(TO DO) Look through the data and write out every line with the word "importancia" in it.

Stored entries
######
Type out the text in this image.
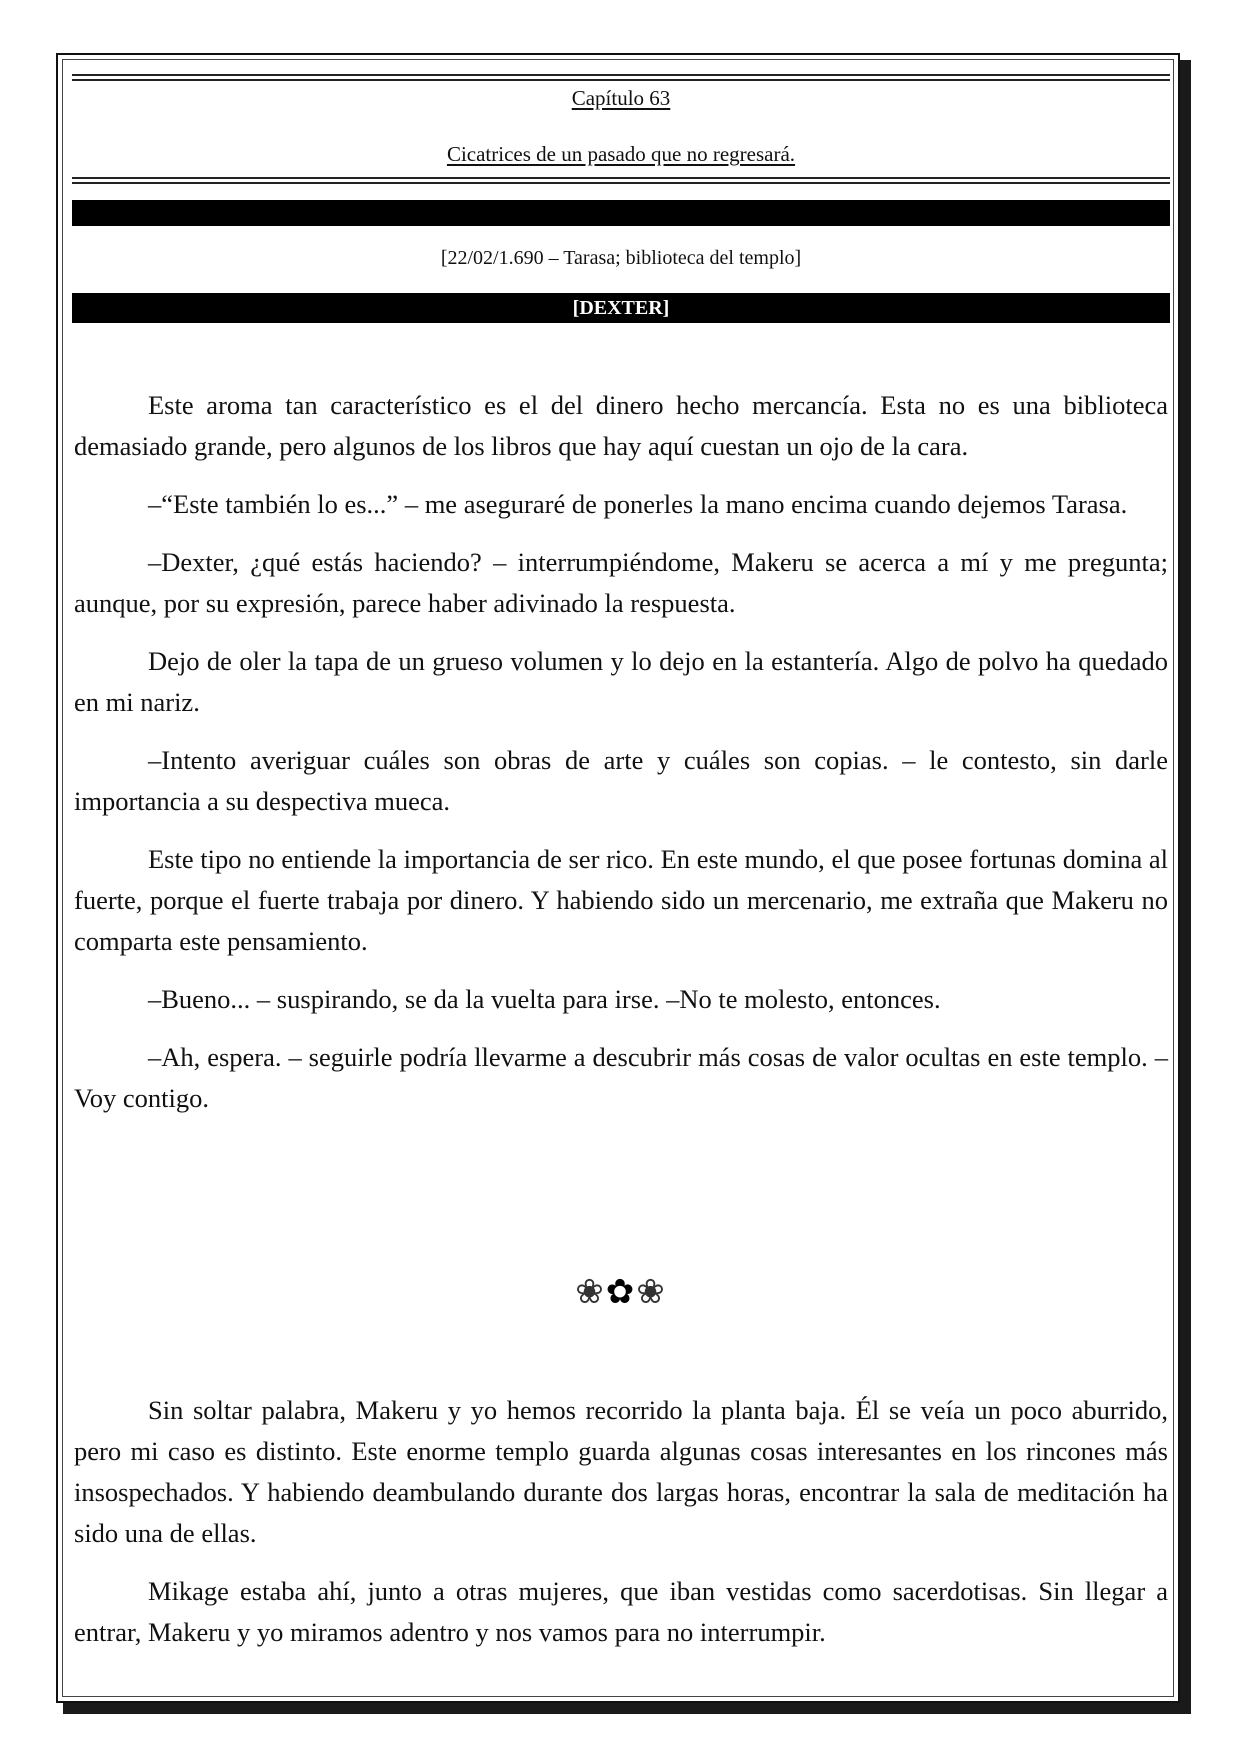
Capítulo 63
Cicatrices de un pasado que no regresará.
[22/02/1.690 – Tarasa; biblioteca del templo]
[DEXTER]

Este aroma tan característico es el del dinero hecho mercancía. Esta no es una biblioteca demasiado grande, pero algunos de los libros que hay aquí cuestan un ojo de la cara.

–“Este también lo es...” – me aseguraré de ponerles la mano encima cuando dejemos Tarasa.

–Dexter, ¿qué estás haciendo? – interrumpiéndome, Makeru se acerca a mí y me pregunta; aunque, por su expresión, parece haber adivinado la respuesta.

Dejo de oler la tapa de un grueso volumen y lo dejo en la estantería. Algo de polvo ha quedado en mi nariz.

–Intento averiguar cuáles son obras de arte y cuáles son copias. – le contesto, sin darle importancia a su despectiva mueca.

Este tipo no entiende la importancia de ser rico. En este mundo, el que posee fortunas domina al fuerte, porque el fuerte trabaja por dinero. Y habiendo sido un mercenario, me extraña que Makeru no comparta este pensamiento.

–Bueno... – suspirando, se da la vuelta para irse. –No te molesto, entonces.

–Ah, espera. – seguirle podría llevarme a descubrir más cosas de valor ocultas en este templo. –Voy contigo.

❀✿❀

Sin soltar palabra, Makeru y yo hemos recorrido la planta baja. Él se veía un poco aburrido, pero mi caso es distinto. Este enorme templo guarda algunas cosas interesantes en los rincones más insospechados. Y habiendo deambulando durante dos largas horas, encontrar la sala de meditación ha sido una de ellas.

Mikage estaba ahí, junto a otras mujeres, que iban vestidas como sacerdotisas. Sin llegar a entrar, Makeru y yo miramos adentro y nos vamos para no interrumpir.
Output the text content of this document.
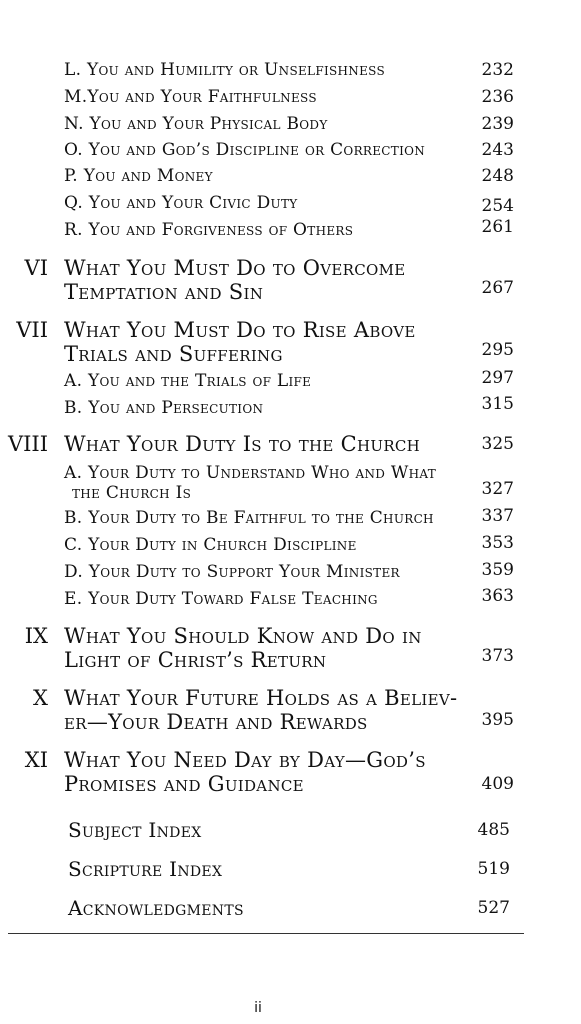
L. You and Humility or Unselfishness	232
M.You and Your Faithfulness	236
N. You and Your Physical Body	239
O. You and God’s Discipline or Correction	243
P. You and Money	248
Q. You and Your Civic Duty	254
R. You and Forgiveness of Others	261
VI What You Must Do to Overcome
Temptation and Sin	267
VII What You Must Do to Rise Above
Trials and Suffering	295
A. You and the Trials of Life	297
B. You and Persecution	315
VIII What Your Duty Is to the Church	325
A. Your Duty to Understand Who and What
the Church Is	327
B. Your Duty to Be Faithful to the Church	337
C. Your Duty in Church Discipline	353
D. Your Duty to Support Your Minister	359
E. Your Duty Toward False Teaching	363
IX What You Should Know and Do in
Light of Christ’s Return	373
X What Your Future Holds as a Believ-
er—Your Death and Rewards	395
XI What You Need Day by Day—God’s
Promises and Guidance	409
Subject Index	485
Scripture Index	519
Acknowledgments	527
ii
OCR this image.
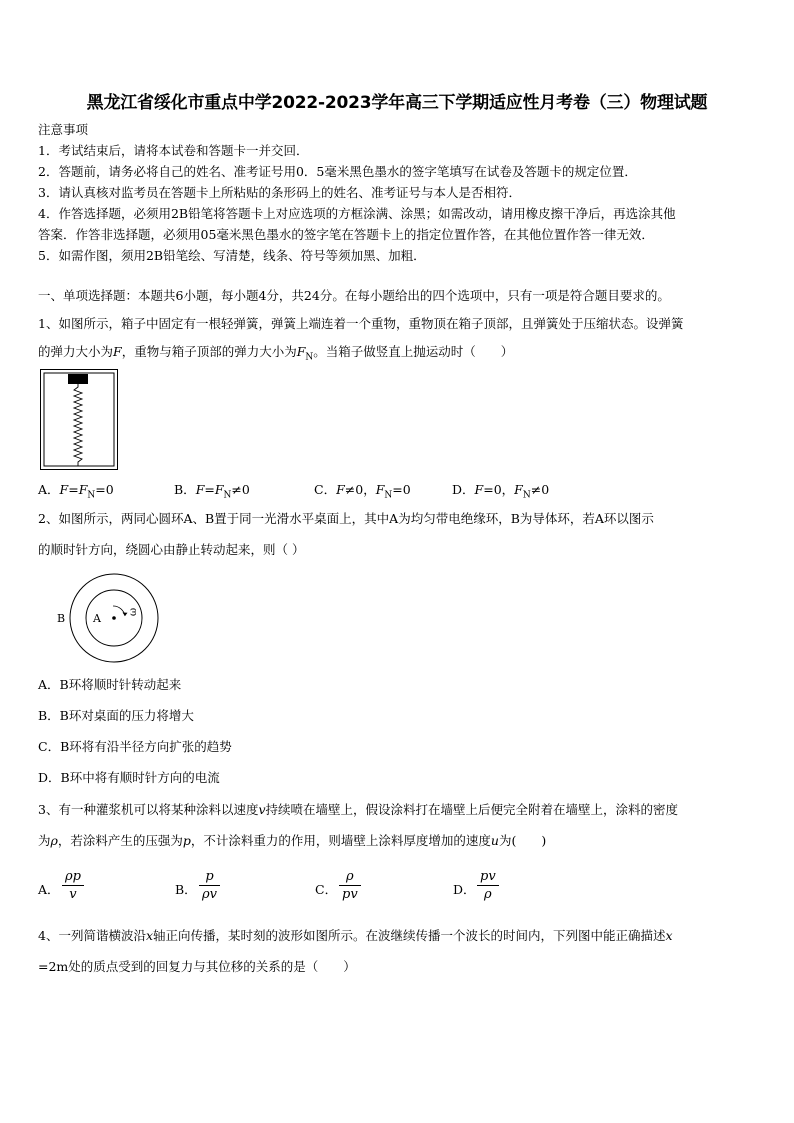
黑龙江省绥化市重点中学2022-2023学年高三下学期适应性月考卷（三）物理试题
注意事项
1．考试结束后，请将本试卷和答题卡一并交回．
2．答题前，请务必将自己的姓名、准考证号用0．5毫米黑色墨水的签字笔填写在试卷及答题卡的规定位置．
3．请认真核对监考员在答题卡上所粘贴的条形码上的姓名、准考证号与本人是否相符．
4．作答选择题，必须用2B铅笔将答题卡上对应选项的方框涂满、涂黑；如需改动，请用橡皮擦干净后，再选涂其他
答案．作答非选择题，必须用05毫米黑色墨水的签字笔在答题卡上的指定位置作答，在其他位置作答一律无效．
5．如需作图，须用2B铅笔绘、写清楚，线条、符号等须加黑、加粗．
一、单项选择题：本题共6小题，每小题4分，共24分。在每小题给出的四个选项中，只有一项是符合题目要求的。
1、如图所示，箱子中固定有一根轻弹簧，弹簧上端连着一个重物，重物顶在箱子顶部，且弹簧处于压缩状态。设弹簧
的弹力大小为F，重物与箱子顶部的弹力大小为$F_N$。当箱子做竖直上抛运动时（　　）
A．$F=F_N=0$	B．$F=F_N\ne 0$	C．F≠0，$F_N=0$	D．F=0，$F_N\ne 0$
2、如图所示，两同心圆环A、B置于同一光滑水平桌面上，其中A为均匀带电绝缘环，B为导体环，若A环以图示
的顺时针方向，绕圆心由静止转动起来，则（ ）
B	A
ω
A．B环将顺时针转动起来
B．B环对桌面的压力将增大
C．B环将有沿半径方向扩张的趋势
D．B环中将有顺时针方向的电流
3、有一种灌浆机可以将某种涂料以速度v持续喷在墙壁上，假设涂料打在墙壁上后便完全附着在墙壁上，涂料的密度
为ρ，若涂料产生的压强为p，不计涂料重力的作用，则墙壁上涂料厚度增加的速度u为(　　)
A．
ρp
v	B．
p
ρv	C．
ρ
pv	D．
pv
ρ
4、一列简谐横波沿x轴正向传播，某时刻的波形如图所示。在波继续传播一个波长的时间内，下列图中能正确描述x
=2m处的质点受到的回复力与其位移的关系的是（　　）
######
(TASK OUTPUT)
–Intento averiguar cuáles son obras de arte y cuáles son copias. – le contesto, sin darle importancia a su despectiva mueca.
Este tipo no entiende la importancia de ser rico. En este mundo, el que posee fortunas domina al fuerte, porque el fuerte trabaja por dinero. Y habiendo sido un mercenario, me extraña que Makeru no comparta este pensamiento.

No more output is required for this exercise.